[Records contained in a dataset]
◆ ◆ ◆ ◆

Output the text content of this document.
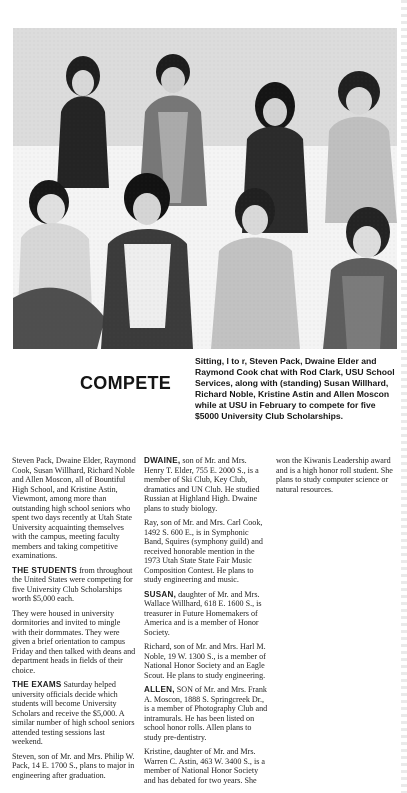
COMPETE
Sitting, l to r, Steven Pack, Dwaine Elder and Raymond Cook chat with Rod Clark, USU School Services, along with (standing) Susan Willhard, Richard Noble, Kristine Astin and Allen Moscon while at USU in February to compete for five $5000 University Club Scholarships.

Steven Pack, Dwaine Elder, Raymond Cook, Susan Willhard, Richard Noble and Allen Moscon, all of Bountiful High School, and Kristine Astin, Viewmont, among more than outstanding high school seniors who spent two days recently at Utah State University acquainting themselves with the campus, meeting faculty members and taking competitive examinations.

THE STUDENTS from throughout the United States were competing for five University Club Scholarships worth $5,000 each.

They were housed in university dormitories and invited to mingle with their dormmates. They were given a brief orientation to campus Friday and then talked with deans and department heads in fields of their choice.

THE EXAMS Saturday helped university officials decide which students will become University Scholars and receive the $5,000. A similar number of high school seniors attended testing sessions last weekend.

Steven, son of Mr. and Mrs. Philip W. Pack, 14 E. 1700 S., plans to major in engineering after graduation.

DWAINE, son of Mr. and Mrs. Henry T. Elder, 755 E. 2000 S., is a member of Ski Club, Key Club, dramatics and UN Club. He studied Russian at Highland High. Dwaine plans to study biology.

Ray, son of Mr. and Mrs. Carl Cook, 1492 S. 600 E., is in Symphonic Band, Squires (symphony guild) and received honorable mention in the 1973 Utah State State Fair Music Composition Contest. He plans to study engineering and music.

SUSAN, daughter of Mr. and Mrs. Wallace Willhard, 618 E. 1600 S., is treasurer in Future Homemakers of America and is a member of Honor Society.

Richard, son of Mr. and Mrs. Harl M. Noble, 19 W. 1300 S., is a member of National Honor Society and an Eagle Scout. He plans to study engineering.

ALLEN, SON of Mr. and Mrs. Frank A. Moscon, 1888 S. Springcreek Dr., is a member of Photography Club and intramurals. He has been listed on school honor rolls. Allen plans to study pre-dentistry.

Kristine, daughter of Mr. and Mrs. Warren C. Astin, 463 W. 3400 S., is a member of National Honor Society and has debated for two years. She won the Kiwanis Leadership award and is a high honor roll student. She plans to study computer science or natural resources.
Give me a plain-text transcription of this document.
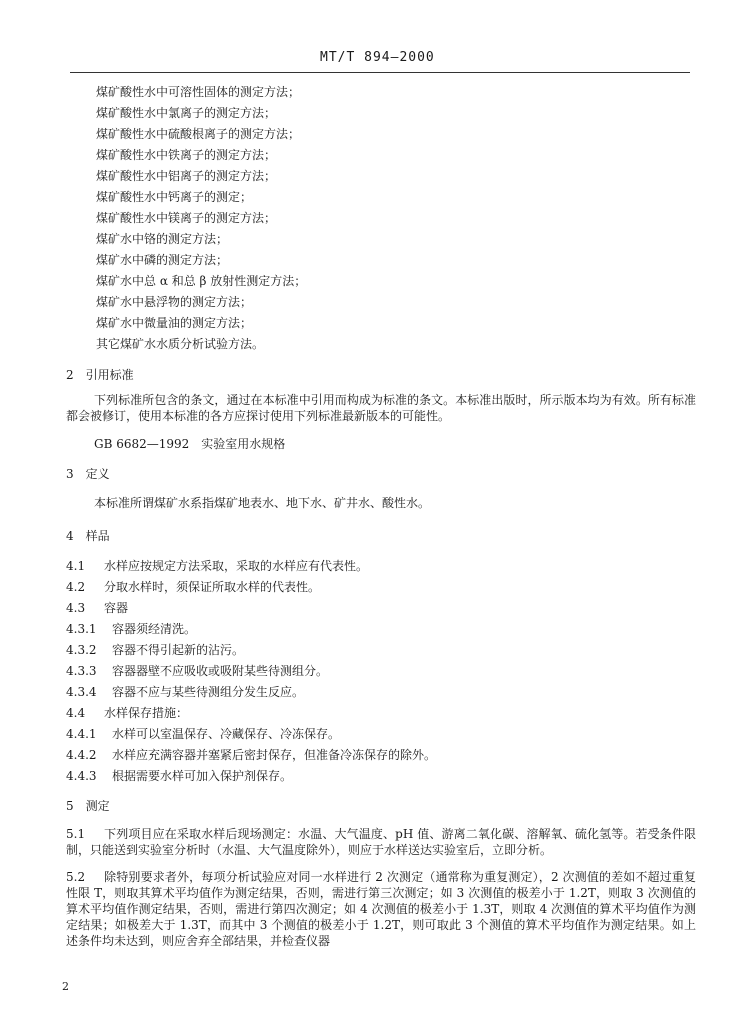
MT/T 894—2000
煤矿酸性水中可溶性固体的测定方法；
煤矿酸性水中氯离子的测定方法；
煤矿酸性水中硫酸根离子的测定方法；
煤矿酸性水中铁离子的测定方法；
煤矿酸性水中铝离子的测定方法；
煤矿酸性水中钙离子的测定；
煤矿酸性水中镁离子的测定方法；
煤矿水中铬的测定方法；
煤矿水中磷的测定方法；
煤矿水中总 α 和总 β 放射性测定方法；
煤矿水中悬浮物的测定方法；
煤矿水中微量油的测定方法；
其它煤矿水水质分析试验方法。
2　引用标准
下列标准所包含的条文，通过在本标准中引用而构成为标准的条文。本标准出版时，所示版本均为有效。所有标准都会被修订，使用本标准的各方应探讨使用下列标准最新版本的可能性。
GB 6682—1992　实验室用水规格
3　定义
本标准所谓煤矿水系指煤矿地表水、地下水、矿井水、酸性水。
4　样品
4.1 水样应按规定方法采取，采取的水样应有代表性。
4.2 分取水样时，须保证所取水样的代表性。
4.3 容器
4.3.1 容器须经清洗。
4.3.2 容器不得引起新的沾污。
4.3.3 容器器壁不应吸收或吸附某些待测组分。
4.3.4 容器不应与某些待测组分发生反应。
4.4 水样保存措施：
4.4.1 水样可以室温保存、冷藏保存、冷冻保存。
4.4.2 水样应充满容器并塞紧后密封保存，但准备冷冻保存的除外。
4.4.3 根据需要水样可加入保护剂保存。
5　测定
5.1 下列项目应在采取水样后现场测定：水温、大气温度、pH 值、游离二氧化碳、溶解氧、硫化氢等。若受条件限制，只能送到实验室分析时（水温、大气温度除外），则应于水样送达实验室后，立即分析。
5.2 除特别要求者外，每项分析试验应对同一水样进行 2 次测定（通常称为重复测定），2 次测值的差如不超过重复性限 T，则取其算术平均值作为测定结果，否则，需进行第三次测定；如 3 次测值的极差小于 1.2T，则取 3 次测值的算术平均值作测定结果，否则，需进行第四次测定；如 4 次测值的极差小于 1.3T，则取 4 次测值的算术平均值作为测定结果；如极差大于 1.3T，而其中 3 个测值的极差小于 1.2T，则可取此 3 个测值的算术平均值作为测定结果。如上述条件均未达到，则应舍弃全部结果，并检查仪器
2
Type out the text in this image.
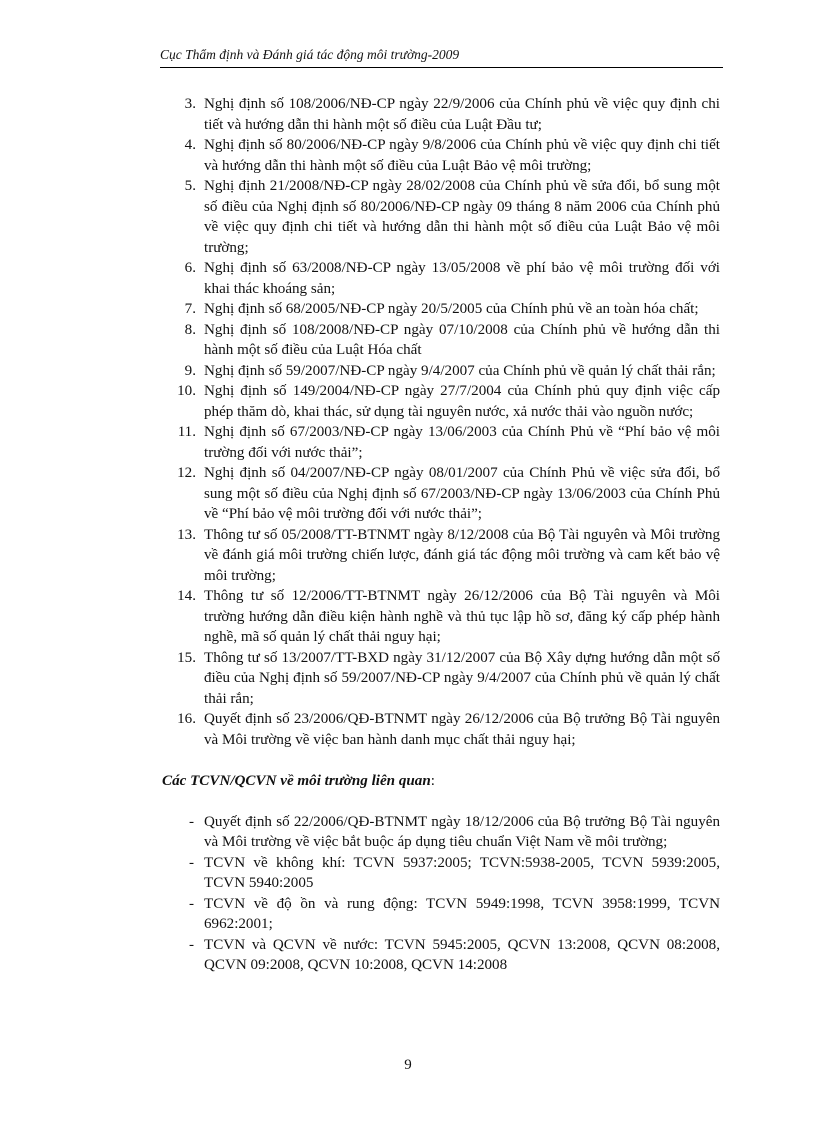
Cục Thẩm định và Đánh giá tác động môi trường-2009
3. Nghị định số 108/2006/NĐ-CP ngày 22/9/2006 của Chính phủ về việc quy định chi tiết và hướng dẫn thi hành một số điều của Luật Đầu tư;
4. Nghị định số 80/2006/NĐ-CP ngày 9/8/2006 của Chính phủ về việc quy định chi tiết và hướng dẫn thi hành một số điều của Luật Bảo vệ môi trường;
5. Nghị định 21/2008/NĐ-CP ngày 28/02/2008 của Chính phủ về sửa đổi, bổ sung một số điều của Nghị định số 80/2006/NĐ-CP ngày 09 tháng 8 năm 2006 của Chính phủ về việc quy định chi tiết và hướng dẫn thi hành một số điều của Luật Bảo vệ môi trường;
6. Nghị định số 63/2008/NĐ-CP ngày 13/05/2008 về phí bảo vệ môi trường đối với khai thác khoáng sản;
7. Nghị định số 68/2005/NĐ-CP ngày 20/5/2005 của Chính phủ về an toàn hóa chất;
8. Nghị định số 108/2008/NĐ-CP ngày 07/10/2008 của Chính phủ về hướng dẫn thi hành một số điều của Luật Hóa chất
9. Nghị định số 59/2007/NĐ-CP ngày 9/4/2007 của Chính phủ về quản lý chất thải rắn;
10. Nghị định số 149/2004/NĐ-CP ngày 27/7/2004 của Chính phủ quy định việc cấp phép thăm dò, khai thác, sử dụng tài nguyên nước, xả nước thải vào nguồn nước;
11. Nghị định số 67/2003/NĐ-CP ngày 13/06/2003 của Chính Phủ về “Phí bảo vệ môi trường đối với nước thải”;
12. Nghị định số 04/2007/NĐ-CP ngày 08/01/2007 của Chính Phủ về việc sửa đổi, bổ sung một số điều của Nghị định số 67/2003/NĐ-CP ngày 13/06/2003 của Chính Phủ về “Phí bảo vệ môi trường đối với nước thải”;
13. Thông tư số 05/2008/TT-BTNMT ngày 8/12/2008 của Bộ Tài nguyên và Môi trường về đánh giá môi trường chiến lược, đánh giá tác động môi trường và cam kết bảo vệ môi trường;
14. Thông tư số 12/2006/TT-BTNMT ngày 26/12/2006 của Bộ Tài nguyên và Môi trường hướng dẫn điều kiện hành nghề và thủ tục lập hồ sơ, đăng ký cấp phép hành nghề, mã số quản lý chất thải nguy hại;
15. Thông tư số 13/2007/TT-BXD ngày 31/12/2007 của Bộ Xây dựng hướng dẫn một số điều của Nghị định số 59/2007/NĐ-CP ngày 9/4/2007 của Chính phủ về quản lý chất thải rắn;
16. Quyết định số 23/2006/QĐ-BTNMT ngày 26/12/2006 của Bộ trưởng Bộ Tài nguyên và Môi trường về việc ban hành danh mục chất thải nguy hại;

Các TCVN/QCVN về môi trường liên quan:

- Quyết định số 22/2006/QĐ-BTNMT ngày 18/12/2006 của Bộ trưởng Bộ Tài nguyên và Môi trường về việc bắt buộc áp dụng tiêu chuẩn Việt Nam về môi trường;
- TCVN về không khí: TCVN 5937:2005; TCVN:5938-2005, TCVN 5939:2005, TCVN 5940:2005
- TCVN về độ ồn và rung động: TCVN 5949:1998, TCVN 3958:1999, TCVN 6962:2001;
- TCVN và QCVN về nước: TCVN 5945:2005, QCVN 13:2008, QCVN 08:2008, QCVN 09:2008, QCVN 10:2008, QCVN 14:2008
9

◆ ◆ ◆ ◆

[EXERCISE AIM] Find every line in the records above that holds the word "seniors", and copy each one.

[FINISHED TASK]
Steven Pack, Dwaine Elder, Raymond Cook, Susan Willhard, Richard Noble and Allen Moscon, all of Bountiful High School, and Kristine Astin, Viewmont, among more than outstanding high school seniors who spent two days recently at Utah State University acquainting themselves with the campus, meeting faculty members and taking competitive examinations.
THE EXAMS Saturday helped university officials decide which students will become University Scholars and receive the $5,000. A similar number of high school seniors attended testing sessions last weekend.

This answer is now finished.